**** Text provided
From b1f7a20df54fe1f2f3c33cc9c926adc033dd30a9 Mon Sep 17 00:00:00 2001
From: Ximon Eighteen <3304436+ximon18@users.noreply.github.com>
Date: Thu, 9 Jan 2025 13:34:48 +0100
Subject: [PATCH] As zone signing assumes, but does not check, that the zone is
 ordered, add a check in debug builds (not in release builds as it is too
 costly) if the zone is correctly sorted before signing.

---
 src/sign/mod.rs | 11 +++++++++++
 1 file changed, 11 insertions(+)

diff --git a/src/sign/mod.rs b/src/sign/mod.rs
index 4a4e3a0a9..5173d4a84 100644
--- a/src/sign/mod.rs
+++ b/src/sign/mod.rs
@@ -392,6 +392,15 @@ where
 
 //------------ sign_zone() ---------------------------------------------------
 
+/// DNSSEC sign the given zone records.
+///
+/// Assumes that the given zone records are sorted according to
+/// [`CanonicalOrd`]. The behaviour is undefined otherwise.
********
What you will do –
**a.** Answer the questions below about the patch on DNSSEC zone signing, marking each answer (i), (ii) or (iii) to match its question.
(i) Which file does the patch change?
(ii) According to the subject line, why is the sorting check left out of release builds?
(iii) By which ordering must the zone records be sorted, according to the new doc comment?
**b.** Write the next lines of the patch on DNSSEC zone signing, starting after its last line.
**** Excerpted data
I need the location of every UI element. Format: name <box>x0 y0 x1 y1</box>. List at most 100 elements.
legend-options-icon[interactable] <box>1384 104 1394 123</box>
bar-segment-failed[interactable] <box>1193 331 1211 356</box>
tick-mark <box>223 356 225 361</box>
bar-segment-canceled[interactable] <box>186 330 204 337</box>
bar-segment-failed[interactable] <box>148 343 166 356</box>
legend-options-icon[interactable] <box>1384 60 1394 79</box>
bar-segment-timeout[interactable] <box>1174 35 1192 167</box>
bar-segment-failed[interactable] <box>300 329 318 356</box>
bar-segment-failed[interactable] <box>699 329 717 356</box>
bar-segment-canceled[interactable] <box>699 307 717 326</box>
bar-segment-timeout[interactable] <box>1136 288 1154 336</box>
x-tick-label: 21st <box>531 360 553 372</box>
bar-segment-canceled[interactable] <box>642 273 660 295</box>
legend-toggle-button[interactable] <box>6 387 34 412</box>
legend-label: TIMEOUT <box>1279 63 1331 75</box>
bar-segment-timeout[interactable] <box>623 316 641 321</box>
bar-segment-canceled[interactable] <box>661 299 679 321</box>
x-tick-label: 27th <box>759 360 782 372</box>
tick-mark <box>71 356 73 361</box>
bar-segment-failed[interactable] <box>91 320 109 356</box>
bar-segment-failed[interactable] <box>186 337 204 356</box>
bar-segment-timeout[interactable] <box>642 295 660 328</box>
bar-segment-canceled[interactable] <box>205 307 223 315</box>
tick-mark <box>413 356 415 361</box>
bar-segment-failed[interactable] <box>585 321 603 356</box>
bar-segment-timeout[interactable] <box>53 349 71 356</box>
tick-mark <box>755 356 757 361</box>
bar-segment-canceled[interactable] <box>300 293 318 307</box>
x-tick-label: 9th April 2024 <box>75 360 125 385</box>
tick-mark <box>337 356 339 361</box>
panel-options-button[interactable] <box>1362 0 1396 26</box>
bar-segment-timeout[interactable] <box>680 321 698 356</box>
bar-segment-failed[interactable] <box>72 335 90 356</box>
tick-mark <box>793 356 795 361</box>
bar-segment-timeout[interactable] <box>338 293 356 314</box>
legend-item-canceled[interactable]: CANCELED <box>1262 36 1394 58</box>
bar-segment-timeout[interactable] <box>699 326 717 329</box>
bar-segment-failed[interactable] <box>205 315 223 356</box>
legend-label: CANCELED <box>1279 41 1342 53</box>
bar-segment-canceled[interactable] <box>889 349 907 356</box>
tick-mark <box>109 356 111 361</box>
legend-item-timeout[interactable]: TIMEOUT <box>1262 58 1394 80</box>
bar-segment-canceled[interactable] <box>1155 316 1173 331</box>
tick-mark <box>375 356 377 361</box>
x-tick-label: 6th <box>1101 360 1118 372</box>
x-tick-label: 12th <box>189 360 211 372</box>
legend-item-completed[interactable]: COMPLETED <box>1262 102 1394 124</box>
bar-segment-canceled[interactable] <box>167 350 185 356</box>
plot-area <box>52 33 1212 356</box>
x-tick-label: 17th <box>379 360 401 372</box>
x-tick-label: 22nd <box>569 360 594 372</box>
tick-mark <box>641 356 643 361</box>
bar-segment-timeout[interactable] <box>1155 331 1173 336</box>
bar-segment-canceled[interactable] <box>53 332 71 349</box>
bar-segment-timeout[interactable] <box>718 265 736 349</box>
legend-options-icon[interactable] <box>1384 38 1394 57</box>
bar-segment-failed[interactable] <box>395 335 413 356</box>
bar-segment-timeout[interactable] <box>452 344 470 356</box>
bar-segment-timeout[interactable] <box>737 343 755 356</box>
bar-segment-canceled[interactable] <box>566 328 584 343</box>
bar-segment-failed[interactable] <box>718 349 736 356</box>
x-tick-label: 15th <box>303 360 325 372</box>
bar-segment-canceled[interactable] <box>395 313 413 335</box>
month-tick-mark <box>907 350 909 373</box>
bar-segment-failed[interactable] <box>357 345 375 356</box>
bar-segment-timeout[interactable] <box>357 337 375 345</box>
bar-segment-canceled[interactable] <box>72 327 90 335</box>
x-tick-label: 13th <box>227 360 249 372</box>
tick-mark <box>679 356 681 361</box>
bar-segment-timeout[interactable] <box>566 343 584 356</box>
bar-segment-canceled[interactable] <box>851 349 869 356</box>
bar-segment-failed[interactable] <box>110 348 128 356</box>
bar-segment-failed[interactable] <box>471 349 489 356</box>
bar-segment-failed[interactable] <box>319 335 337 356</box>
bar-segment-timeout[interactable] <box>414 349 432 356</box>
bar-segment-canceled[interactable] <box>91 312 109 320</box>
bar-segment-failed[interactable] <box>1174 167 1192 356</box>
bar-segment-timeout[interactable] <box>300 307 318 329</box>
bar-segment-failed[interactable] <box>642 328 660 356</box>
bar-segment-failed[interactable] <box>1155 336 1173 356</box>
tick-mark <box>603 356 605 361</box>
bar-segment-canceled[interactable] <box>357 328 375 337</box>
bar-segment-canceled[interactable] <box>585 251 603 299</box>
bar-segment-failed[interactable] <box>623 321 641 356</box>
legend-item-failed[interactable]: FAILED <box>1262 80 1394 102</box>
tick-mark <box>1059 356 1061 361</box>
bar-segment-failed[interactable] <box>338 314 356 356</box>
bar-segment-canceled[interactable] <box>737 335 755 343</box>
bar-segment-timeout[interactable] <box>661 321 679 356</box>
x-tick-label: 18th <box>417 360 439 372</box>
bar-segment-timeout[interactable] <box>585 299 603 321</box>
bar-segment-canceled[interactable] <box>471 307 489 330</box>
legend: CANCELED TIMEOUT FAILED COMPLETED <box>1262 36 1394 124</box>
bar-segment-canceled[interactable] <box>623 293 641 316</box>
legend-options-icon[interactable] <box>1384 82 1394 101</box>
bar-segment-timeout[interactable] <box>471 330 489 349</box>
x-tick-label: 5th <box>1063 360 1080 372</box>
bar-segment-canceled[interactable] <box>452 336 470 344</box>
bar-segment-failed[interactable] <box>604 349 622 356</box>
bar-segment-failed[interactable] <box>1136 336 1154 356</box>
********
Results in order –
**a.**
(i) src/sign/mod.rs
(ii) The check is too costly.
(iii) `CanonicalOrd`

**b.**
+///
+/// # Panics
+///
+/// This function will panic in debug builds if the given zone is not sorted
+/// according to [`CanonicalOrd`].
 pub fn sign_zone<N, Octs, S, DSK, Inner, KeyStrat, Sort, HP, T>(
     mut in_out: SignableZoneInOut<N, Octs, S, T, Sort>,
     apex: &N,
@@ -435,6 +444,8 @@ where
         return Err(SigningError::NoSoaFound);
     };
 
+    debug_assert!(in_out.as_slice().is_sorted_by(CanonicalOrd::canonical_le));
+
     // RFC 9077 updated RFC 4034 (NSEC) and RFC 5155 (NSEC3) to say that
     // the "TTL of the NSEC(3) RR that is returned MUST be the lesser of
     // the MINIMUM field of the SOA record and the TTL of the SOA itself".